### What to do
Pick every line with "text" from the material below.

:::::

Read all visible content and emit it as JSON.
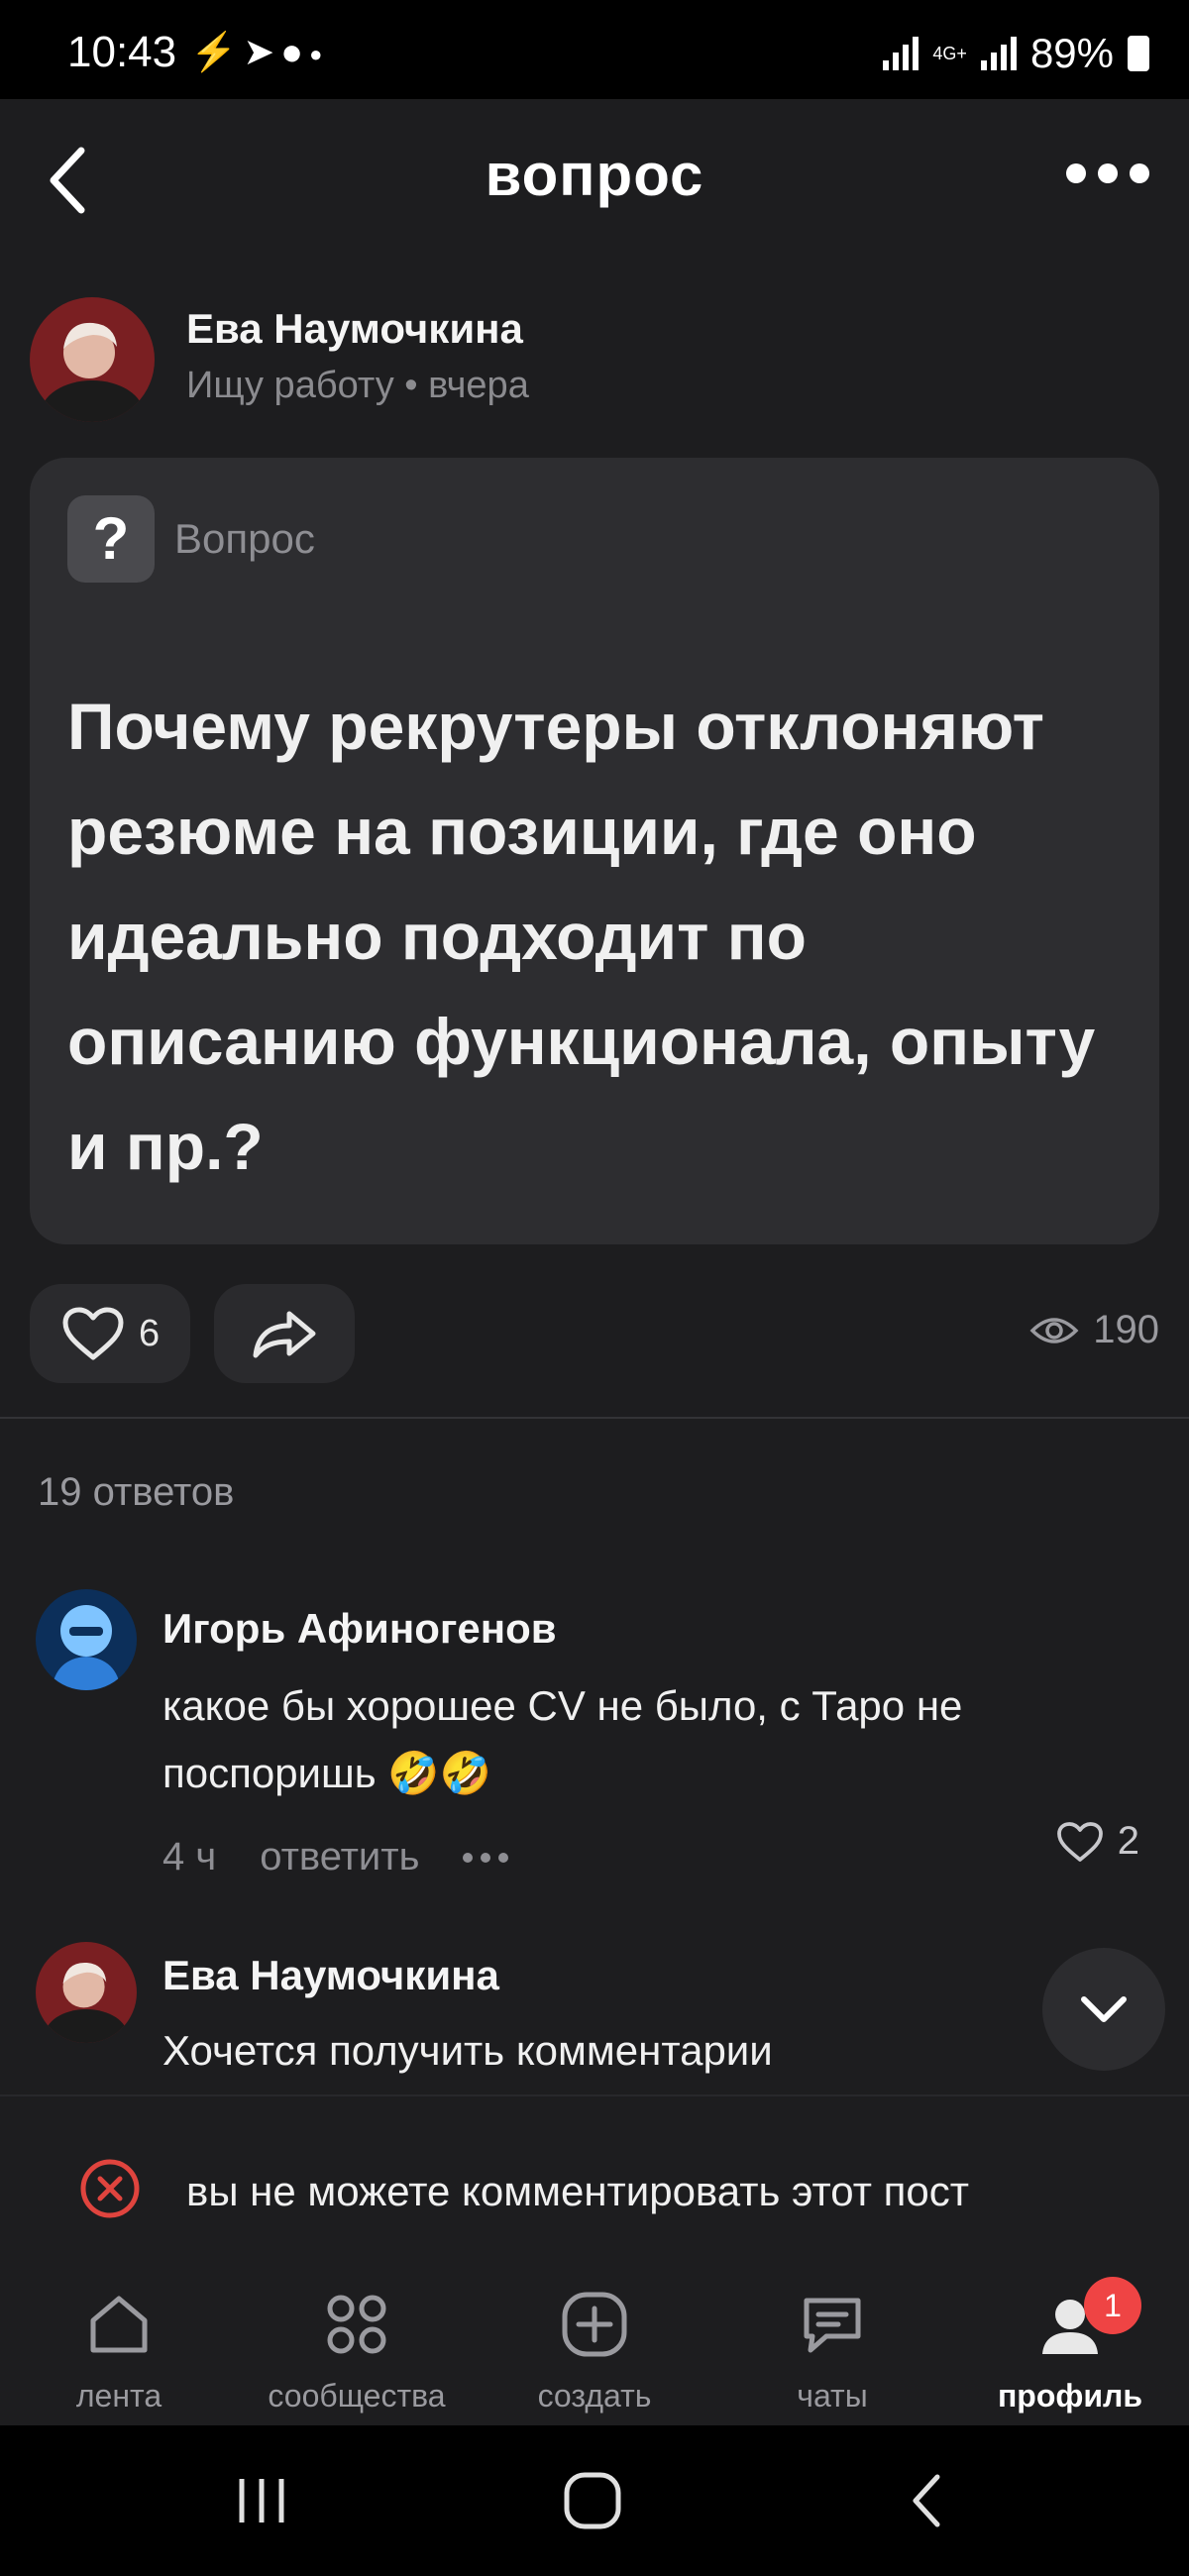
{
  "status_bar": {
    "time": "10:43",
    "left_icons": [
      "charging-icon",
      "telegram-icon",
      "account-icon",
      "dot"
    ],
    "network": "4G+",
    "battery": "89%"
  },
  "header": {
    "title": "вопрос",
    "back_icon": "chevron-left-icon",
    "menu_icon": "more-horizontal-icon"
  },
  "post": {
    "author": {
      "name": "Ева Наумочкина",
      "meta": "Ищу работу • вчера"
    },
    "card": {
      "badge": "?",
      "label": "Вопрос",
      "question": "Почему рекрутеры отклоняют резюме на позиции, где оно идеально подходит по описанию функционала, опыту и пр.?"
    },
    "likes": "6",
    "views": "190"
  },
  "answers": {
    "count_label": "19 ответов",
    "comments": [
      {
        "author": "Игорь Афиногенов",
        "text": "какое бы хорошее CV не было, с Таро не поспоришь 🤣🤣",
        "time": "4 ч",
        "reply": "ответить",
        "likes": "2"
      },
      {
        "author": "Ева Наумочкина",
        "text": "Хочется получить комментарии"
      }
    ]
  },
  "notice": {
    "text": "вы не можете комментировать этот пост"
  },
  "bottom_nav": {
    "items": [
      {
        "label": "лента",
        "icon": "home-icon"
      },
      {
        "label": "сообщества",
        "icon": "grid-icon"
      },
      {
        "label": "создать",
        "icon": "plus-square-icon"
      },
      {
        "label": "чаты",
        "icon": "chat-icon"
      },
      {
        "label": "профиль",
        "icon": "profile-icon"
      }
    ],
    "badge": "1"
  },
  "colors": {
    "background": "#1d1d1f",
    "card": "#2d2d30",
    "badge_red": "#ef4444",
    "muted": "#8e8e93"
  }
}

:::::

### Response to the exercise
        "text": "какое бы хорошее CV не было, с Таро не поспоришь 🤣🤣",
        "text": "Хочется получить комментарии"
    "text": "вы не можете комментировать этот пост"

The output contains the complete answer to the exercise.